┌─ THE DATA
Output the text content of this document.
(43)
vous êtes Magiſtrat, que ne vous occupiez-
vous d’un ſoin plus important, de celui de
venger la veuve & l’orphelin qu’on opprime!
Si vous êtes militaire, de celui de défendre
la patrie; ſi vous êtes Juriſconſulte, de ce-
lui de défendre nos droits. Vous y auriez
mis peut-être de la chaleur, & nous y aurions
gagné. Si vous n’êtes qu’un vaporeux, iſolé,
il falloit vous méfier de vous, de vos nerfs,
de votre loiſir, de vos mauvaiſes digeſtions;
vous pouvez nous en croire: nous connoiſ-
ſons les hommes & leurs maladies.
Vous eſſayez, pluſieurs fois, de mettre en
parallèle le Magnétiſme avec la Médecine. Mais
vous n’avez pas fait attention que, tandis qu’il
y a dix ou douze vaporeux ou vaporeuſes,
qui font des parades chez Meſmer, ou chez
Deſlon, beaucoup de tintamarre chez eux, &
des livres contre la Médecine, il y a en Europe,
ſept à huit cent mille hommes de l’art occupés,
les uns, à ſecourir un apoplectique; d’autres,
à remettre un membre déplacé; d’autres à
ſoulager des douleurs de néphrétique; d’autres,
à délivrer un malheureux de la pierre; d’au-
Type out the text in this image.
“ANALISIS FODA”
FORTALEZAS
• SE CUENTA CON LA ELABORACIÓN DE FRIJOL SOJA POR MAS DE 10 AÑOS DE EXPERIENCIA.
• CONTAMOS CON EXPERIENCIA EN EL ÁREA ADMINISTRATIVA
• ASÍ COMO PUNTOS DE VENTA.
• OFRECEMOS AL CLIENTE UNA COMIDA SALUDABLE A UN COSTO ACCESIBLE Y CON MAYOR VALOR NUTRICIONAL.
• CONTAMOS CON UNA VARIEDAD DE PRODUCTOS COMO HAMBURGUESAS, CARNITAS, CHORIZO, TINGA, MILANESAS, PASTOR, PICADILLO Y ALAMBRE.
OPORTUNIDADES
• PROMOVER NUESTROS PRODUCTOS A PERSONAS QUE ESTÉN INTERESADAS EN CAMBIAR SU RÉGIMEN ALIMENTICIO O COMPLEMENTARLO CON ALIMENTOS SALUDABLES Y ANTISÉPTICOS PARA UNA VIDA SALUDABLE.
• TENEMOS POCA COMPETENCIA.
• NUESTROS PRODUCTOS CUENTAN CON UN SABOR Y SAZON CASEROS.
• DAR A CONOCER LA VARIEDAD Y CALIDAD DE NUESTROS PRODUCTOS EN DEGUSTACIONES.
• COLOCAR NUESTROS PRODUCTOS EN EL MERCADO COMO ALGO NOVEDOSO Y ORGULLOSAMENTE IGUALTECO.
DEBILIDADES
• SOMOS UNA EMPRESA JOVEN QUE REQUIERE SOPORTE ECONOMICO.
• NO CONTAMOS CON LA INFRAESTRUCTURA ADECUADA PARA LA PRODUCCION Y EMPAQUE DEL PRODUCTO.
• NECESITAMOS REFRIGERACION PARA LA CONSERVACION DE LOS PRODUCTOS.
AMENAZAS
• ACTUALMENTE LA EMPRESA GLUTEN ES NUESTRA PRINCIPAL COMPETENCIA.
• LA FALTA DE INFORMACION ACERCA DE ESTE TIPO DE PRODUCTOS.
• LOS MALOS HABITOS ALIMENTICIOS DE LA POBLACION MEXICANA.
└─
### [WHAT IS ASKED]
Extract each line from the listing above, please, and repeat it exactly.

### [RESPONSE]
Output the text content of this document.
(43)
vous êtes Magiſtrat, que ne vous occupiez-
vous d’un ſoin plus important, de celui de
venger la veuve & l’orphelin qu’on opprime!
Si vous êtes militaire, de celui de défendre
la patrie; ſi vous êtes Juriſconſulte, de ce-
lui de défendre nos droits. Vous y auriez
mis peut-être de la chaleur, & nous y aurions
gagné. Si vous n’êtes qu’un vaporeux, iſolé,
il falloit vous méfier de vous, de vos nerfs,
de votre loiſir, de vos mauvaiſes digeſtions;
vous pouvez nous en croire: nous connoiſ-
ſons les hommes & leurs maladies.
Vous eſſayez, pluſieurs fois, de mettre en
parallèle le Magnétiſme avec la Médecine. Mais
vous n’avez pas fait attention que, tandis qu’il
y a dix ou douze vaporeux ou vaporeuſes,
qui font des parades chez Meſmer, ou chez
Deſlon, beaucoup de tintamarre chez eux, &
des livres contre la Médecine, il y a en Europe,
ſept à huit cent mille hommes de l’art occupés,
les uns, à ſecourir un apoplectique; d’autres,
à remettre un membre déplacé; d’autres à
ſoulager des douleurs de néphrétique; d’autres,
à délivrer un malheureux de la pierre; d’au-
Type out the text in this image.
“ANALISIS FODA”
FORTALEZAS
• SE CUENTA CON LA ELABORACIÓN DE FRIJOL SOJA POR MAS DE 10 AÑOS DE EXPERIENCIA.
• CONTAMOS CON EXPERIENCIA EN EL ÁREA ADMINISTRATIVA
• ASÍ COMO PUNTOS DE VENTA.
• OFRECEMOS AL CLIENTE UNA COMIDA SALUDABLE A UN COSTO ACCESIBLE Y CON MAYOR VALOR NUTRICIONAL.
• CONTAMOS CON UNA VARIEDAD DE PRODUCTOS COMO HAMBURGUESAS, CARNITAS, CHORIZO, TINGA, MILANESAS, PASTOR, PICADILLO Y ALAMBRE.
OPORTUNIDADES
• PROMOVER NUESTROS PRODUCTOS A PERSONAS QUE ESTÉN INTERESADAS EN CAMBIAR SU RÉGIMEN ALIMENTICIO O COMPLEMENTARLO CON ALIMENTOS SALUDABLES Y ANTISÉPTICOS PARA UNA VIDA SALUDABLE.
• TENEMOS POCA COMPETENCIA.
• NUESTROS PRODUCTOS CUENTAN CON UN SABOR Y SAZON CASEROS.
• DAR A CONOCER LA VARIEDAD Y CALIDAD DE NUESTROS PRODUCTOS EN DEGUSTACIONES.
• COLOCAR NUESTROS PRODUCTOS EN EL MERCADO COMO ALGO NOVEDOSO Y ORGULLOSAMENTE IGUALTECO.
DEBILIDADES
• SOMOS UNA EMPRESA JOVEN QUE REQUIERE SOPORTE ECONOMICO.
• NO CONTAMOS CON LA INFRAESTRUCTURA ADECUADA PARA LA PRODUCCION Y EMPAQUE DEL PRODUCTO.
• NECESITAMOS REFRIGERACION PARA LA CONSERVACION DE LOS PRODUCTOS.
AMENAZAS
• ACTUALMENTE LA EMPRESA GLUTEN ES NUESTRA PRINCIPAL COMPETENCIA.
• LA FALTA DE INFORMACION ACERCA DE ESTE TIPO DE PRODUCTOS.
• LOS MALOS HABITOS ALIMENTICIOS DE LA POBLACION MEXICANA.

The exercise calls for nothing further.